Extracted records
#####

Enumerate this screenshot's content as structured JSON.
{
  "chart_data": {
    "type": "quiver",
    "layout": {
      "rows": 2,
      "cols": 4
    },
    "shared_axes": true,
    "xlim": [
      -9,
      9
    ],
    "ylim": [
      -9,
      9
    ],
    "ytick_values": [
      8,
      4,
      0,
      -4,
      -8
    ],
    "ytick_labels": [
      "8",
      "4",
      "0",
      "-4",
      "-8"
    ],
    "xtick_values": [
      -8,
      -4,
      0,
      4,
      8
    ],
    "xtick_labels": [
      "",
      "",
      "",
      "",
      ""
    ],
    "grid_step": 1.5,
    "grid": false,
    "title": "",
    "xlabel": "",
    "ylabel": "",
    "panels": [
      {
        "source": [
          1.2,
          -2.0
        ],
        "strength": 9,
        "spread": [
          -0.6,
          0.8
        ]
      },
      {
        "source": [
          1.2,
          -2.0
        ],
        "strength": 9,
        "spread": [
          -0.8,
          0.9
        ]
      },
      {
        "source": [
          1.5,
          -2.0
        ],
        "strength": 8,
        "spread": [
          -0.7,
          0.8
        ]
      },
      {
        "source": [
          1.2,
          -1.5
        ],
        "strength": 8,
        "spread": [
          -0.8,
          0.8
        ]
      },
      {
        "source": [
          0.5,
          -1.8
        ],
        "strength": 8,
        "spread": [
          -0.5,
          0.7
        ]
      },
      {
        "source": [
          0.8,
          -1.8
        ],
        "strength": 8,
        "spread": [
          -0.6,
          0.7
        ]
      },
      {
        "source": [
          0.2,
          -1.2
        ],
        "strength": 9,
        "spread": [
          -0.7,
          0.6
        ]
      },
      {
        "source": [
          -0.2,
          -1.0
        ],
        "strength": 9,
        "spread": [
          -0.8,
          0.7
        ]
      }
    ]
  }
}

#####

Set down all of the data above, word for word.

Enumerate this screenshot's content as structured JSON.
{
  "chart_data": {
    "type": "quiver",
    "layout": {
      "rows": 2,
      "cols": 4
    },
    "shared_axes": true,
    "xlim": [
      -9,
      9
    ],
    "ylim": [
      -9,
      9
    ],
    "ytick_values": [
      8,
      4,
      0,
      -4,
      -8
    ],
    "ytick_labels": [
      "8",
      "4",
      "0",
      "-4",
      "-8"
    ],
    "xtick_values": [
      -8,
      -4,
      0,
      4,
      8
    ],
    "xtick_labels": [
      "",
      "",
      "",
      "",
      ""
    ],
    "grid_step": 1.5,
    "grid": false,
    "title": "",
    "xlabel": "",
    "ylabel": "",
    "panels": [
      {
        "source": [
          1.2,
          -2.0
        ],
        "strength": 9,
        "spread": [
          -0.6,
          0.8
        ]
      },
      {
        "source": [
          1.2,
          -2.0
        ],
        "strength": 9,
        "spread": [
          -0.8,
          0.9
        ]
      },
      {
        "source": [
          1.5,
          -2.0
        ],
        "strength": 8,
        "spread": [
          -0.7,
          0.8
        ]
      },
      {
        "source": [
          1.2,
          -1.5
        ],
        "strength": 8,
        "spread": [
          -0.8,
          0.8
        ]
      },
      {
        "source": [
          0.5,
          -1.8
        ],
        "strength": 8,
        "spread": [
          -0.5,
          0.7
        ]
      },
      {
        "source": [
          0.8,
          -1.8
        ],
        "strength": 8,
        "spread": [
          -0.6,
          0.7
        ]
      },
      {
        "source": [
          0.2,
          -1.2
        ],
        "strength": 9,
        "spread": [
          -0.7,
          0.6
        ]
      },
      {
        "source": [
          -0.2,
          -1.0
        ],
        "strength": 9,
        "spread": [
          -0.8,
          0.7
        ]
      }
    ]
  }
}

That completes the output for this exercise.